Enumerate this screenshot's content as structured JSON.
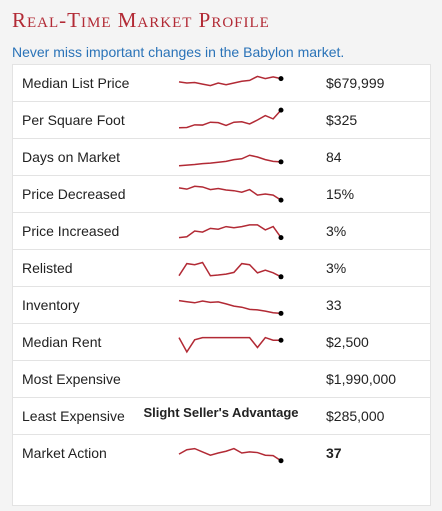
{
  "header": {
    "title": "Real-Time Market Profile",
    "subtitle": "Never miss important changes in the Babylon market."
  },
  "colors": {
    "title": "#b22a35",
    "subtitle": "#2a73b8",
    "sparkline": "#b22a35"
  },
  "rows": [
    {
      "label": "Median List Price",
      "value": "$679,999",
      "trend": [
        0.45,
        0.5,
        0.48,
        0.55,
        0.62,
        0.5,
        0.58,
        0.5,
        0.42,
        0.38,
        0.2,
        0.3,
        0.22,
        0.3
      ],
      "bold": false
    },
    {
      "label": "Per Square Foot",
      "value": "$325",
      "trend": [
        0.85,
        0.84,
        0.72,
        0.73,
        0.6,
        0.62,
        0.75,
        0.6,
        0.58,
        0.68,
        0.5,
        0.3,
        0.45,
        0.05
      ],
      "bold": false
    },
    {
      "label": "Days on Market",
      "value": "84",
      "trend": [
        0.9,
        0.87,
        0.84,
        0.8,
        0.78,
        0.74,
        0.7,
        0.62,
        0.58,
        0.42,
        0.5,
        0.62,
        0.7,
        0.72
      ],
      "bold": false
    },
    {
      "label": "Price Decreased",
      "value": "15%",
      "trend": [
        0.22,
        0.28,
        0.15,
        0.18,
        0.3,
        0.25,
        0.32,
        0.35,
        0.42,
        0.3,
        0.55,
        0.5,
        0.55,
        0.78
      ],
      "bold": false
    },
    {
      "label": "Price Increased",
      "value": "3%",
      "trend": [
        0.8,
        0.76,
        0.5,
        0.55,
        0.38,
        0.42,
        0.3,
        0.35,
        0.3,
        0.22,
        0.22,
        0.45,
        0.3,
        0.8
      ],
      "bold": false
    },
    {
      "label": "Relisted",
      "value": "3%",
      "trend": [
        0.85,
        0.3,
        0.35,
        0.25,
        0.85,
        0.82,
        0.78,
        0.7,
        0.3,
        0.35,
        0.72,
        0.6,
        0.72,
        0.9
      ],
      "bold": false
    },
    {
      "label": "Inventory",
      "value": "33",
      "trend": [
        0.3,
        0.35,
        0.4,
        0.32,
        0.38,
        0.36,
        0.45,
        0.55,
        0.6,
        0.7,
        0.72,
        0.78,
        0.85,
        0.88
      ],
      "bold": false
    },
    {
      "label": "Median Rent",
      "value": "$2,500",
      "trend": [
        0.3,
        0.95,
        0.4,
        0.3,
        0.3,
        0.3,
        0.3,
        0.3,
        0.3,
        0.3,
        0.75,
        0.3,
        0.42,
        0.42
      ],
      "bold": false
    },
    {
      "label": "Most Expensive",
      "value": "$1,990,000",
      "trend": null,
      "bold": false
    },
    {
      "label": "Least Expensive",
      "value": "$285,000",
      "trend": null,
      "bold": false
    },
    {
      "label": "Market Action",
      "value": "37",
      "trend": [
        0.55,
        0.35,
        0.3,
        0.45,
        0.6,
        0.5,
        0.42,
        0.3,
        0.5,
        0.45,
        0.48,
        0.6,
        0.62,
        0.85
      ],
      "bold": true
    }
  ],
  "footer": {
    "caption": "Slight Seller's Advantage"
  }
}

• • • • • • •

* Task description
Keep the pictures out of the copy and write out the data exactly as it stands.

* Exercise solution
Enumerate this screenshot's content as structured JSON.
{
  "header": {
    "title": "Real-Time Market Profile",
    "subtitle": "Never miss important changes in the Babylon market."
  },
  "colors": {
    "title": "#b22a35",
    "subtitle": "#2a73b8",
    "sparkline": "#b22a35"
  },
  "rows": [
    {
      "label": "Median List Price",
      "value": "$679,999",
      "trend": [
        0.45,
        0.5,
        0.48,
        0.55,
        0.62,
        0.5,
        0.58,
        0.5,
        0.42,
        0.38,
        0.2,
        0.3,
        0.22,
        0.3
      ],
      "bold": false
    },
    {
      "label": "Per Square Foot",
      "value": "$325",
      "trend": [
        0.85,
        0.84,
        0.72,
        0.73,
        0.6,
        0.62,
        0.75,
        0.6,
        0.58,
        0.68,
        0.5,
        0.3,
        0.45,
        0.05
      ],
      "bold": false
    },
    {
      "label": "Days on Market",
      "value": "84",
      "trend": [
        0.9,
        0.87,
        0.84,
        0.8,
        0.78,
        0.74,
        0.7,
        0.62,
        0.58,
        0.42,
        0.5,
        0.62,
        0.7,
        0.72
      ],
      "bold": false
    },
    {
      "label": "Price Decreased",
      "value": "15%",
      "trend": [
        0.22,
        0.28,
        0.15,
        0.18,
        0.3,
        0.25,
        0.32,
        0.35,
        0.42,
        0.3,
        0.55,
        0.5,
        0.55,
        0.78
      ],
      "bold": false
    },
    {
      "label": "Price Increased",
      "value": "3%",
      "trend": [
        0.8,
        0.76,
        0.5,
        0.55,
        0.38,
        0.42,
        0.3,
        0.35,
        0.3,
        0.22,
        0.22,
        0.45,
        0.3,
        0.8
      ],
      "bold": false
    },
    {
      "label": "Relisted",
      "value": "3%",
      "trend": [
        0.85,
        0.3,
        0.35,
        0.25,
        0.85,
        0.82,
        0.78,
        0.7,
        0.3,
        0.35,
        0.72,
        0.6,
        0.72,
        0.9
      ],
      "bold": false
    },
    {
      "label": "Inventory",
      "value": "33",
      "trend": [
        0.3,
        0.35,
        0.4,
        0.32,
        0.38,
        0.36,
        0.45,
        0.55,
        0.6,
        0.7,
        0.72,
        0.78,
        0.85,
        0.88
      ],
      "bold": false
    },
    {
      "label": "Median Rent",
      "value": "$2,500",
      "trend": [
        0.3,
        0.95,
        0.4,
        0.3,
        0.3,
        0.3,
        0.3,
        0.3,
        0.3,
        0.3,
        0.75,
        0.3,
        0.42,
        0.42
      ],
      "bold": false
    },
    {
      "label": "Most Expensive",
      "value": "$1,990,000",
      "trend": null,
      "bold": false
    },
    {
      "label": "Least Expensive",
      "value": "$285,000",
      "trend": null,
      "bold": false
    },
    {
      "label": "Market Action",
      "value": "37",
      "trend": [
        0.55,
        0.35,
        0.3,
        0.45,
        0.6,
        0.5,
        0.42,
        0.3,
        0.5,
        0.45,
        0.48,
        0.6,
        0.62,
        0.85
      ],
      "bold": true
    }
  ],
  "footer": {
    "caption": "Slight Seller's Advantage"
  }
}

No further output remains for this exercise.